§ **Consegna**
Rispondi in base all'articolo su Spotify e R. Kelly:
1. Da dove Spotify ha deciso di cancellare le canzoni di R. Kelly?
2. In che modo sarà ancora possibile ascoltare i suoi brani su Spotify?
3. Che cosa esprimono le canzoni di R. Kelly secondo il portavoce dell'artista?

Spotify ha deciso di cancellare le canzoni di R.Kelly dalle sue playlist.

La famosa piattaforma streaming ha appoggiato il movimento Time’s Up e condannato il cantante dopo le accuse di abusi sessuali.

'Quando un artista dice o fa qualcosa che è particolarmente dannoso o odioso (ad esempio, la violenza contro i bambini e la violenza sessuale), può influenzare il modo nel quale lo supportiamo', ha spiegato un portavoce di Spotify.

In realtà, le canzoni di R. Kelly non sono del tutto sparite da Spotify. I brani non compariranno più nelle playlist e nei contenuti promossi dall’azienda. Sarà possibile ascoltarli solo dietro accurata ricerca.

'Non censuriamo i contenuti per il comportamento degli artisti, ma vogliamo che le scelte editoriali riflettano i nostri valori', ha chiarito il rappresentante di Spotify.

Non è tardata ad arrivare la replica di un portavoce dell’artista, che in una nota ha fatto sapere: 'R. Kelly non è mai stato accusato d'odio, e le canzoni che scrive esprimono amore e desiderio. È innocente, le accuse sono false e offensive. Si tratta di una campagna diffamatoria nei suoi confronti'.

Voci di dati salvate
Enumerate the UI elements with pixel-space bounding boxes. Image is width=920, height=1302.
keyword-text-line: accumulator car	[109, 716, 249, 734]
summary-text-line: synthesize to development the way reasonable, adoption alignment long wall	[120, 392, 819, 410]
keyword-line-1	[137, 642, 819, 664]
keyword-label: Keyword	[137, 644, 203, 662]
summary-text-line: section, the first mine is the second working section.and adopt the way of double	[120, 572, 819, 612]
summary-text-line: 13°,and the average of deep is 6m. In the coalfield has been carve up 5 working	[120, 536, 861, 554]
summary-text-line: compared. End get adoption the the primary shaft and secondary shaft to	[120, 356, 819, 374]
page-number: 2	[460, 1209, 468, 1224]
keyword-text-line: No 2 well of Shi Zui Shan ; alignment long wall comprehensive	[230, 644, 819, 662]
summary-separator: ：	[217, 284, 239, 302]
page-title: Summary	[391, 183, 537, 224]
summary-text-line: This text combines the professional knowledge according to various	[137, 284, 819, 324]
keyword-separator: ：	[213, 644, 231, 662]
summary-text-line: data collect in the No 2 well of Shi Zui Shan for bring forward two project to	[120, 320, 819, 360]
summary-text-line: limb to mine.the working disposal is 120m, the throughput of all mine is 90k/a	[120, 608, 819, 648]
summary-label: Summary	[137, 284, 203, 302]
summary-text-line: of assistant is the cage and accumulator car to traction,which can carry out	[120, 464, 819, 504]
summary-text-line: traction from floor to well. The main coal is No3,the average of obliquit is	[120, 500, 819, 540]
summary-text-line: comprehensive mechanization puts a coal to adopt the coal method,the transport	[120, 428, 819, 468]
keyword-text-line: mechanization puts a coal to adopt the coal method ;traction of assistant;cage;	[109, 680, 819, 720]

§ **Risultato**
1. Dalle sue playlist.
2. Solo dietro accurata ricerca.
3. Amore e desiderio.